▸ **Directive**
Say how many lines contain "Teresa", using only the number.

[Stored records]
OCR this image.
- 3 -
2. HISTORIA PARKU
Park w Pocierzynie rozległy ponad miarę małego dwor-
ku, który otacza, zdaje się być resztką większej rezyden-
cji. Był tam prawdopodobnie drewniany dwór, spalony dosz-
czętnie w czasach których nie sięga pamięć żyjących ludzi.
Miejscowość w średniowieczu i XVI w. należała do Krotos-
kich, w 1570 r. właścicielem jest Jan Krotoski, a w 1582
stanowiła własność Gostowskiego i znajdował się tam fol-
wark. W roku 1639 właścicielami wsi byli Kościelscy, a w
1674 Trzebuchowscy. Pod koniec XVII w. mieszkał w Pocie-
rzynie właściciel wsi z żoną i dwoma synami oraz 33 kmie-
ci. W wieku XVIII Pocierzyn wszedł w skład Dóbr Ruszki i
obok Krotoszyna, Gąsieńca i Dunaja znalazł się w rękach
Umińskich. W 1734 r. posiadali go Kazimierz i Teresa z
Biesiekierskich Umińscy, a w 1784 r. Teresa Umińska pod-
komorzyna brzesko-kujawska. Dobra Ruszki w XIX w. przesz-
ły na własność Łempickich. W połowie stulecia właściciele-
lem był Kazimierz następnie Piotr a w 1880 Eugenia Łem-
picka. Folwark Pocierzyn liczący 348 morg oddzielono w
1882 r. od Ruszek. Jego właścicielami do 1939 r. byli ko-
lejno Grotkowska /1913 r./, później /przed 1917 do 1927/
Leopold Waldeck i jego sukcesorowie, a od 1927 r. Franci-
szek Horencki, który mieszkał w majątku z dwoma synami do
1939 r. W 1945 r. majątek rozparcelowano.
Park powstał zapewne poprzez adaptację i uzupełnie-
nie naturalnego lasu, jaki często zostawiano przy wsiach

▸ **Result of the task**
2